**Text to read**
◇ ◇ ◇ ◇ ◇
We present what is to our knowledge the first comprehensive investigation of the use of blazed fiber Bragg gratings (BFBGs) to interrogate wavelength division multiplexed (WDM) in-fiber optical sensor arrays. We show that the light outcoupled from the core of these BFBGs is radiated with sufficient optical power that it may be detected with a low-cost charge-coupled device (CCD) array. We present thorough system performance analysis that shows sufficient spectral–spatial resolution to decode sensors with a WDM separation of 75 ρm, signal-to-noise ratio greater than 45-dB bandwidth of 70 nm, and drift of only 0.1 ρm. We show the system to be polarization-state insensitive, making the BFBG–CCD spectral analysis technique a practical, extremely low-cost, alternative to traditional tunable filter approaches.
◇ ◇ ◇ ◇ ◇
**Data provided**
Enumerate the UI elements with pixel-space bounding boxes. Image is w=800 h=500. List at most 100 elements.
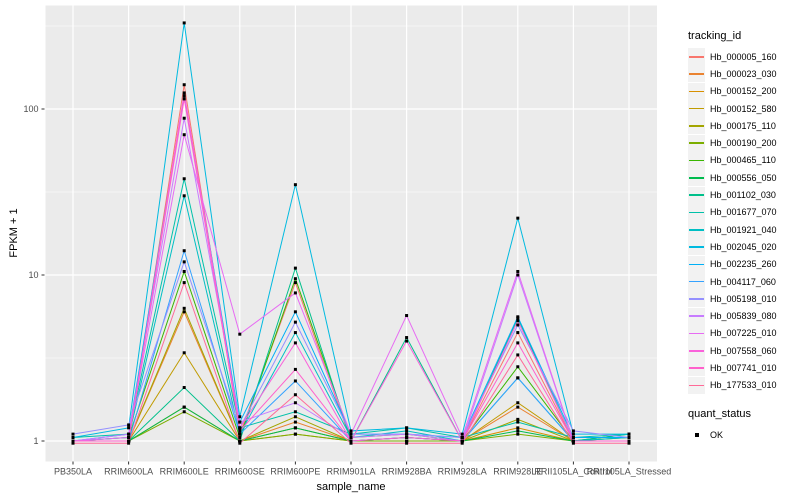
◇ ◇ ◇ ◇ ◇
**Required task A**
Translate this sentence from the passage on blazed fiber Bragg gratings into Spanish: "We show that the light outcoupled from the core of these BFBGs is radiated with sufficient optical power that it may be detected with a low-cost charge-coupled device (CCD) array."
**Required task B**
Answer these questions using the passage on blazed fiber Bragg gratings:
(i) What kind of sensor arrays are the BFBGs used to interrogate?
(ii) What low-cost device can detect the light radiated from the BFBGs?
(iii) What is the system shown to be insensitive to?
**Required task C**
Resume the passage on blazed fiber Bragg gratings, starting right after its last sentence.

**Expected output A**
Mostramos que la luz desacoplada del núcleo de estas BFBG se irradia con suficiente potencia óptica como para que pueda detectarse con una matriz de dispositivos de carga acoplada (CCD) de bajo costo.

**Expected output B**
(i) Wavelength division multiplexed (WDM) in-fiber optical sensor arrays.
(ii) A charge-coupled device (CCD) array.
(iii) The polarization state.

**Expected output C**
© 2004 Optical Society of America

OCIS Codes
(050.1950) Diffraction and gratings : Diffraction gratings
(050.2770) Diffraction and gratings : Gratings
(060.2310) Fiber optics and optical communications : Fiber optics
(060.2340) Fiber optics and optical communications : Fiber optics components
(060.2370) Fiber optics and optical communications : Fiber optics sensors

History
Original Manuscript: July 8, 2003
Published: January 1, 2004

Citation
Alexander G. Simpson, Kaiming Zhou, Lin Zhang, Lorna Everall, and Ian Bennion, "Optical sensor interrogation with a blazed fiber Bragg grating and a charge-coupled device linear array," Appl. Opt. 43, 33-40 (2004)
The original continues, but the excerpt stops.